Figure record listings
-*-*-
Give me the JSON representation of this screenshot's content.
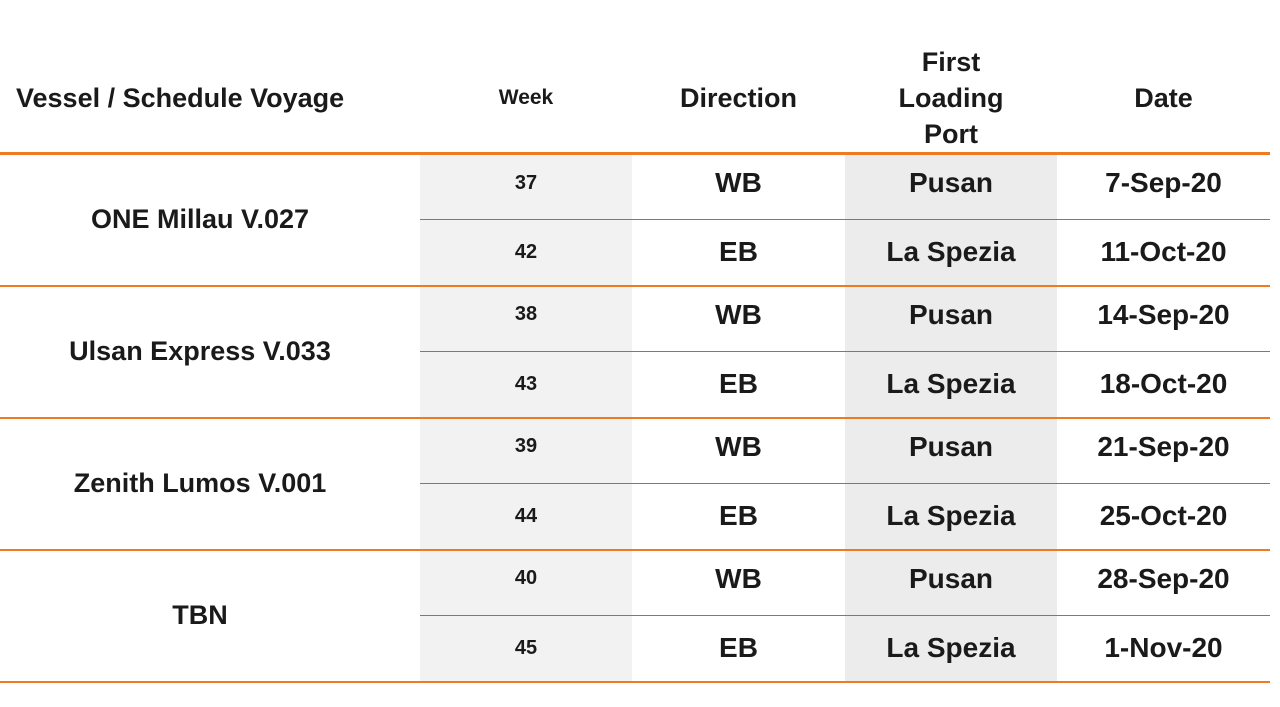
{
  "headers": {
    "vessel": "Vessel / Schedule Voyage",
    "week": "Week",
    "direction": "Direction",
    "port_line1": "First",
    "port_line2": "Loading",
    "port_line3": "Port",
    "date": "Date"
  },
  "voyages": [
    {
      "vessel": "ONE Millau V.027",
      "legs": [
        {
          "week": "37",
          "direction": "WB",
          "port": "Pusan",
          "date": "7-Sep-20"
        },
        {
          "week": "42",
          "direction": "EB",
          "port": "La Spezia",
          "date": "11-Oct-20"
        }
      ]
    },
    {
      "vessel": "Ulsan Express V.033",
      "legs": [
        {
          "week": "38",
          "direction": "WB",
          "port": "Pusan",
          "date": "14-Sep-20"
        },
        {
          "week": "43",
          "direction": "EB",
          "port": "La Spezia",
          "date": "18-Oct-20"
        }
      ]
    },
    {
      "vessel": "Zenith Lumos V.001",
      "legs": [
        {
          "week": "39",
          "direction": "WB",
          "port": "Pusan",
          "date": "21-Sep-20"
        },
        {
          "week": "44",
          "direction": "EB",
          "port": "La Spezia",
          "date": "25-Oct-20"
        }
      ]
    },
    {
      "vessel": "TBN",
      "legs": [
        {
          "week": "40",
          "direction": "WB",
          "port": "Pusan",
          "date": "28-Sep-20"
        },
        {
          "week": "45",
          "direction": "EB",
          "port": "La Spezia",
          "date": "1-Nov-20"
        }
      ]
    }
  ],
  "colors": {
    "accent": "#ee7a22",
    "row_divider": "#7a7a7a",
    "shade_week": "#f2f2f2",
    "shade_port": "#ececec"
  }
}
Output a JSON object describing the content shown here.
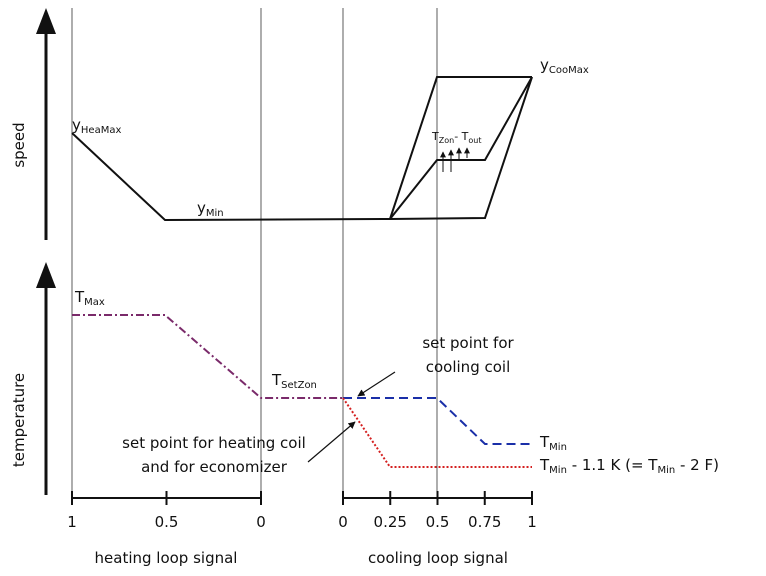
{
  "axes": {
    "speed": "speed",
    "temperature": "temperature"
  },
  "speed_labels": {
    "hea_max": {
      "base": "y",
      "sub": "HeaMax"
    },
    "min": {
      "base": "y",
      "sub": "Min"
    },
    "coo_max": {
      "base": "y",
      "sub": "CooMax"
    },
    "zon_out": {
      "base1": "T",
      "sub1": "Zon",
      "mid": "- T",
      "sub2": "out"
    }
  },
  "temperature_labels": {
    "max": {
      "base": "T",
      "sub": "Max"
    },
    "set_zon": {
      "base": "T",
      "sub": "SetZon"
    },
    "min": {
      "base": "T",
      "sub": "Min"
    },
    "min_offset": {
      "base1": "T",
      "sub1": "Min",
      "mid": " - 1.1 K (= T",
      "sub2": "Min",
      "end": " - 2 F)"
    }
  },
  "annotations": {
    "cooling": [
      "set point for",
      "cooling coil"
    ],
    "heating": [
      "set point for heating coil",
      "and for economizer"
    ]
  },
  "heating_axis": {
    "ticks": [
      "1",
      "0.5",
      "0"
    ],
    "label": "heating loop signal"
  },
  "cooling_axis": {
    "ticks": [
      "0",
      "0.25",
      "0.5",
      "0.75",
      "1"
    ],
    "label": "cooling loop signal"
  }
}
-*-*-
- **PROBLEM DETAILS**
Leave out the pictures and give the listing above again exactly.

- **THE ANSWER**
Give me the JSON representation of this screenshot's content.
{
  "headers": {
    "vessel": "Vessel / Schedule Voyage",
    "week": "Week",
    "direction": "Direction",
    "port_line1": "First",
    "port_line2": "Loading",
    "port_line3": "Port",
    "date": "Date"
  },
  "voyages": [
    {
      "vessel": "ONE Millau V.027",
      "legs": [
        {
          "week": "37",
          "direction": "WB",
          "port": "Pusan",
          "date": "7-Sep-20"
        },
        {
          "week": "42",
          "direction": "EB",
          "port": "La Spezia",
          "date": "11-Oct-20"
        }
      ]
    },
    {
      "vessel": "Ulsan Express V.033",
      "legs": [
        {
          "week": "38",
          "direction": "WB",
          "port": "Pusan",
          "date": "14-Sep-20"
        },
        {
          "week": "43",
          "direction": "EB",
          "port": "La Spezia",
          "date": "18-Oct-20"
        }
      ]
    },
    {
      "vessel": "Zenith Lumos V.001",
      "legs": [
        {
          "week": "39",
          "direction": "WB",
          "port": "Pusan",
          "date": "21-Sep-20"
        },
        {
          "week": "44",
          "direction": "EB",
          "port": "La Spezia",
          "date": "25-Oct-20"
        }
      ]
    },
    {
      "vessel": "TBN",
      "legs": [
        {
          "week": "40",
          "direction": "WB",
          "port": "Pusan",
          "date": "28-Sep-20"
        },
        {
          "week": "45",
          "direction": "EB",
          "port": "La Spezia",
          "date": "1-Nov-20"
        }
      ]
    }
  ],
  "colors": {
    "accent": "#ee7a22",
    "row_divider": "#7a7a7a",
    "shade_week": "#f2f2f2",
    "shade_port": "#ececec"
  }
}
Output a JSON object describing the content shown here.
{
  "axes": {
    "speed": "speed",
    "temperature": "temperature"
  },
  "speed_labels": {
    "hea_max": {
      "base": "y",
      "sub": "HeaMax"
    },
    "min": {
      "base": "y",
      "sub": "Min"
    },
    "coo_max": {
      "base": "y",
      "sub": "CooMax"
    },
    "zon_out": {
      "base1": "T",
      "sub1": "Zon",
      "mid": "- T",
      "sub2": "out"
    }
  },
  "temperature_labels": {
    "max": {
      "base": "T",
      "sub": "Max"
    },
    "set_zon": {
      "base": "T",
      "sub": "SetZon"
    },
    "min": {
      "base": "T",
      "sub": "Min"
    },
    "min_offset": {
      "base1": "T",
      "sub1": "Min",
      "mid": " - 1.1 K (= T",
      "sub2": "Min",
      "end": " - 2 F)"
    }
  },
  "annotations": {
    "cooling": [
      "set point for",
      "cooling coil"
    ],
    "heating": [
      "set point for heating coil",
      "and for economizer"
    ]
  },
  "heating_axis": {
    "ticks": [
      "1",
      "0.5",
      "0"
    ],
    "label": "heating loop signal"
  },
  "cooling_axis": {
    "ticks": [
      "0",
      "0.25",
      "0.5",
      "0.75",
      "1"
    ],
    "label": "cooling loop signal"
  }
}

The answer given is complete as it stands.